Supplied data —
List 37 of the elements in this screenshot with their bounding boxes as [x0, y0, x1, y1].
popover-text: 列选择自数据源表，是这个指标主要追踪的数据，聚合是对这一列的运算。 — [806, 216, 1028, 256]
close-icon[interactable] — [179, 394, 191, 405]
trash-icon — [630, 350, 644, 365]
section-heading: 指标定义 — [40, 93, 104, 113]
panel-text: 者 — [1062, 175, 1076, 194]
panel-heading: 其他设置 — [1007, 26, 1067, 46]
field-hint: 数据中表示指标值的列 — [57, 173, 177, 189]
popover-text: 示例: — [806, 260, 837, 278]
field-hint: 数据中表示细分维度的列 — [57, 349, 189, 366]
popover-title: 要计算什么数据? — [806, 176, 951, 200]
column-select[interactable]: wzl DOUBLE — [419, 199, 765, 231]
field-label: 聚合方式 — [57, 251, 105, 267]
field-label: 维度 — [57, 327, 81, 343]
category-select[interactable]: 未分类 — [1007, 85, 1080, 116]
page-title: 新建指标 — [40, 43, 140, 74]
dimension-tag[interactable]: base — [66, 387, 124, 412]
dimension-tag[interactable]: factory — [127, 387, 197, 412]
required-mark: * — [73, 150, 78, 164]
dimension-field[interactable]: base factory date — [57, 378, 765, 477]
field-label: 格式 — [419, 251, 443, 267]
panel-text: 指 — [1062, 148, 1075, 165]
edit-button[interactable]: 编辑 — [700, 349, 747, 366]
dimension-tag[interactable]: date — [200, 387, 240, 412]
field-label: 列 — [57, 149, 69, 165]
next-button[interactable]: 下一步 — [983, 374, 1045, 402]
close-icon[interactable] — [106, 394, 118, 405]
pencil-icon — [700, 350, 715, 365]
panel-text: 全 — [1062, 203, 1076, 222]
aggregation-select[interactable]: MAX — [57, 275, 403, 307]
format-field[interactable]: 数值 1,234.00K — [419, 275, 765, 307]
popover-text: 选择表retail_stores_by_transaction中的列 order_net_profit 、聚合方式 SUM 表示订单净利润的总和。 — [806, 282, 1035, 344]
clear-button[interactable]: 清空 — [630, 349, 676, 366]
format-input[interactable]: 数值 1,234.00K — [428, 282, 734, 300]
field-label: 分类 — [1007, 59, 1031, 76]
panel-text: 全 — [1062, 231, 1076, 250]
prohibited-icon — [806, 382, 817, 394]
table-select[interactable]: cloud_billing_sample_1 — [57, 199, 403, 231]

What you have to do — Edit the material above so that "wzl DOUBLE" becomes "order_net_profit DOUBLE" wherever it occurs, and leave every other character unchanged.

Output of the exercise —
List 37 of the elements in this screenshot with their bounding boxes as [x0, y0, x1, y1].
popover-text: 列选择自数据源表，是这个指标主要追踪的数据，聚合是对这一列的运算。 — [806, 216, 1028, 256]
close-icon[interactable] — [179, 394, 191, 405]
trash-icon — [630, 350, 644, 365]
section-heading: 指标定义 — [40, 93, 104, 113]
panel-text: 者 — [1062, 175, 1076, 194]
panel-heading: 其他设置 — [1007, 26, 1067, 46]
field-hint: 数据中表示指标值的列 — [57, 173, 177, 189]
popover-text: 示例: — [806, 260, 837, 278]
field-hint: 数据中表示细分维度的列 — [57, 349, 189, 366]
popover-title: 要计算什么数据? — [806, 176, 951, 200]
column-select[interactable]: order_net_profit DOUBLE — [419, 199, 765, 231]
field-label: 聚合方式 — [57, 251, 105, 267]
field-label: 维度 — [57, 327, 81, 343]
category-select[interactable]: 未分类 — [1007, 85, 1080, 116]
page-title: 新建指标 — [40, 43, 140, 74]
dimension-tag[interactable]: base — [66, 387, 124, 412]
dimension-tag[interactable]: factory — [127, 387, 197, 412]
required-mark: * — [73, 150, 78, 164]
dimension-field[interactable]: base factory date — [57, 378, 765, 477]
field-label: 格式 — [419, 251, 443, 267]
panel-text: 指 — [1062, 148, 1075, 165]
edit-button[interactable]: 编辑 — [700, 349, 747, 366]
dimension-tag[interactable]: date — [200, 387, 240, 412]
field-label: 列 — [57, 149, 69, 165]
next-button[interactable]: 下一步 — [983, 374, 1045, 402]
close-icon[interactable] — [106, 394, 118, 405]
pencil-icon — [700, 350, 715, 365]
panel-text: 全 — [1062, 203, 1076, 222]
aggregation-select[interactable]: MAX — [57, 275, 403, 307]
format-field[interactable]: 数值 1,234.00K — [419, 275, 765, 307]
popover-text: 选择表retail_stores_by_transaction中的列 order_net_profit 、聚合方式 SUM 表示订单净利润的总和。 — [806, 282, 1035, 344]
clear-button[interactable]: 清空 — [630, 349, 676, 366]
format-input[interactable]: 数值 1,234.00K — [428, 282, 734, 300]
field-label: 分类 — [1007, 59, 1031, 76]
panel-text: 全 — [1062, 231, 1076, 250]
prohibited-icon — [806, 382, 817, 394]
table-select[interactable]: cloud_billing_sample_1 — [57, 199, 403, 231]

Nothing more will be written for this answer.